> _WHAT YOU ARE ASKED TO DO_
Determine the number of lines containing the word "countries", and state that figure alone.

> _TASK INPUTS_
§ §

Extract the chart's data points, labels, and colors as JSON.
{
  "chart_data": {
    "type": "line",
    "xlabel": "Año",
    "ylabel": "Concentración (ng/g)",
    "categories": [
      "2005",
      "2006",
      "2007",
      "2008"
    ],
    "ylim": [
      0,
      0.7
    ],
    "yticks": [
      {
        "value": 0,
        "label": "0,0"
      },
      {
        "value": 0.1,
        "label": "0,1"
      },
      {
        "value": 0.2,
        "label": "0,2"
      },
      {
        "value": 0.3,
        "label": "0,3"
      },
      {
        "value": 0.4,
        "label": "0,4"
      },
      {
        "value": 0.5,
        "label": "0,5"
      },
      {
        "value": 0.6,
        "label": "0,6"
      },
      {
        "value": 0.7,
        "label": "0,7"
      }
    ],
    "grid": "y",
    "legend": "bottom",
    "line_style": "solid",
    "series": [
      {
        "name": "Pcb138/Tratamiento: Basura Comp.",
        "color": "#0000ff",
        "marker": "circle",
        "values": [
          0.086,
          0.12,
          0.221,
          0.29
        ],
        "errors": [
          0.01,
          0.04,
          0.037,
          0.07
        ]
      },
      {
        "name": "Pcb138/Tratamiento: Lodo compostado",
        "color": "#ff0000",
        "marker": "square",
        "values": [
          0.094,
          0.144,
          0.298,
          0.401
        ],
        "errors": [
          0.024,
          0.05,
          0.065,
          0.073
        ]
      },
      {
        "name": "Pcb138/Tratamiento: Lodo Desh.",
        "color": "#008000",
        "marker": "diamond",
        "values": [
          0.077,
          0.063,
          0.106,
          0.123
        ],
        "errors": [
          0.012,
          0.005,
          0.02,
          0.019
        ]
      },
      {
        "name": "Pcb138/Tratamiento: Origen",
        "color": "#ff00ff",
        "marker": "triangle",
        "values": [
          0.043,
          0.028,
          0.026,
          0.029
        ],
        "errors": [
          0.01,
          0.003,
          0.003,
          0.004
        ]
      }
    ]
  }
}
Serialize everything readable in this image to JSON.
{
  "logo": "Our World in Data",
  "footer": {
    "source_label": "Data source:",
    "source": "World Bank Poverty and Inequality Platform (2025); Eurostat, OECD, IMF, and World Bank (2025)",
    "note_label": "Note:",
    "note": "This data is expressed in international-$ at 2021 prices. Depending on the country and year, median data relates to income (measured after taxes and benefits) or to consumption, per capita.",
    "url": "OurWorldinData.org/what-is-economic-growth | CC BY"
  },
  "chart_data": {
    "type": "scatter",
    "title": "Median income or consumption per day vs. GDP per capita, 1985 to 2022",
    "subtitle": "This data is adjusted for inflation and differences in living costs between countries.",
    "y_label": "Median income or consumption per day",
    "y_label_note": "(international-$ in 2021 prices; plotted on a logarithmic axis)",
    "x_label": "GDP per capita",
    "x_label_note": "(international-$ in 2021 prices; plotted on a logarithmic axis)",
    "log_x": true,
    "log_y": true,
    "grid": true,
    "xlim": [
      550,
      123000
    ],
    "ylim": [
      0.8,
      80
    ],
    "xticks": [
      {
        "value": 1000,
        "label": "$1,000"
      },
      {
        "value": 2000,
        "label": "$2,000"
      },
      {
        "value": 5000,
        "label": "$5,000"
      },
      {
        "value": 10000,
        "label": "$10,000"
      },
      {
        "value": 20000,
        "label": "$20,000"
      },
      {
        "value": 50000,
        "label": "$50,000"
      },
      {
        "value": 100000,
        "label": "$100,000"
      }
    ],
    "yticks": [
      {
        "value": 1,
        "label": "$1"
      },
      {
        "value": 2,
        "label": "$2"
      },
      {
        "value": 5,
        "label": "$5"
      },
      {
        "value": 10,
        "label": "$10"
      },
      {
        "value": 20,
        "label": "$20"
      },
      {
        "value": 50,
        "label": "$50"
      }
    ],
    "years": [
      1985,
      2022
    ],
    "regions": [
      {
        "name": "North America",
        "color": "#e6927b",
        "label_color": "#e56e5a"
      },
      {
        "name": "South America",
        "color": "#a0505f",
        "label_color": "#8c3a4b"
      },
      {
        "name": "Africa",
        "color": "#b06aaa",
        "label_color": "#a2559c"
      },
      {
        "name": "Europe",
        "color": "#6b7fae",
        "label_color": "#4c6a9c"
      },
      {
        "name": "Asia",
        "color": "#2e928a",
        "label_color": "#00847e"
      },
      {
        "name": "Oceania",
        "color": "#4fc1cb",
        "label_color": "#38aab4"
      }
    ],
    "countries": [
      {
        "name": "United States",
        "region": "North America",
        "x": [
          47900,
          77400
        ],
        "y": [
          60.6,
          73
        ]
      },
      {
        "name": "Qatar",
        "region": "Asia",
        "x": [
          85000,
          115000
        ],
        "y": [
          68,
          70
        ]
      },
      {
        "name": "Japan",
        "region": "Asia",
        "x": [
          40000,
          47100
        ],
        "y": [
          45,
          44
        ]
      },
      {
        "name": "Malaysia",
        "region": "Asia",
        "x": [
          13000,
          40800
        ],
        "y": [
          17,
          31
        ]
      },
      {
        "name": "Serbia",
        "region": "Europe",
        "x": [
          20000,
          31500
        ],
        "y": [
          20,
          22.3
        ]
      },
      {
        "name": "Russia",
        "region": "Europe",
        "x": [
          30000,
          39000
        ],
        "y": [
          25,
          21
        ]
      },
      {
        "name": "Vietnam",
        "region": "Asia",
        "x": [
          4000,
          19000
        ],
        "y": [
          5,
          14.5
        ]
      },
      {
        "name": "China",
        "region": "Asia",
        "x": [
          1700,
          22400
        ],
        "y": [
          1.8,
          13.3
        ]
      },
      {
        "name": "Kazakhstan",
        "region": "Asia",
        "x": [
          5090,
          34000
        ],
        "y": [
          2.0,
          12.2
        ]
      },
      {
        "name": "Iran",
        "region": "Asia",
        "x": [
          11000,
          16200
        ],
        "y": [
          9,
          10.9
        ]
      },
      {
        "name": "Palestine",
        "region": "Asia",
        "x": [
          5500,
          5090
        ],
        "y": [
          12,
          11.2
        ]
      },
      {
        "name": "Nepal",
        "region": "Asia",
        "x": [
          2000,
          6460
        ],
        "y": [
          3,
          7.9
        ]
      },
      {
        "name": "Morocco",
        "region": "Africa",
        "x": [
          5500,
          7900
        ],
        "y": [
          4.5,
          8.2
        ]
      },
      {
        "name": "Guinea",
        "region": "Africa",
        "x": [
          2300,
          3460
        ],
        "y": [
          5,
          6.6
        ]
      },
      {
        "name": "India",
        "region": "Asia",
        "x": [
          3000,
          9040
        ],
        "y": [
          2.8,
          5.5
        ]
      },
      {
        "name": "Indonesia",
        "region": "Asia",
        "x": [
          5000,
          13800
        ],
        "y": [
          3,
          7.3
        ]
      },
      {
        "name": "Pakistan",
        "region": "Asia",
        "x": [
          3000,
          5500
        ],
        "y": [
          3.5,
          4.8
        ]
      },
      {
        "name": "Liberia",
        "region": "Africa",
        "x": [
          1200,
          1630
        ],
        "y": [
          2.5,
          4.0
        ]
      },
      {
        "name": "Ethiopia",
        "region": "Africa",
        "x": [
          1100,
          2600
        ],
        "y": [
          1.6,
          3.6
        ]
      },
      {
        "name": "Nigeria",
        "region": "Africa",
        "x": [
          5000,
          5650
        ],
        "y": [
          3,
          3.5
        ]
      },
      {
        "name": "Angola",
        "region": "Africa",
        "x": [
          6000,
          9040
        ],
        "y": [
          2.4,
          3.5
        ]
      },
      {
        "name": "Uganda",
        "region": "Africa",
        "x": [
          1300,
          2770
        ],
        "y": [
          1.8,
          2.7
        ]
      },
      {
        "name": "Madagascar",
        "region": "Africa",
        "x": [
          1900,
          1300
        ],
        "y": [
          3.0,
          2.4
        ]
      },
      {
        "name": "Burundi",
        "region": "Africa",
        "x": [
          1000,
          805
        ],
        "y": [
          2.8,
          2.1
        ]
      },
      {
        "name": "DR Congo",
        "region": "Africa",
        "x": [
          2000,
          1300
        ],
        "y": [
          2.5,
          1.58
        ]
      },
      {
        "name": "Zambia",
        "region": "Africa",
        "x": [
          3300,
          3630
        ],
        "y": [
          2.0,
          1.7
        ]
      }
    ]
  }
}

§ §

> _REPLY TO THE EXERCISE_
2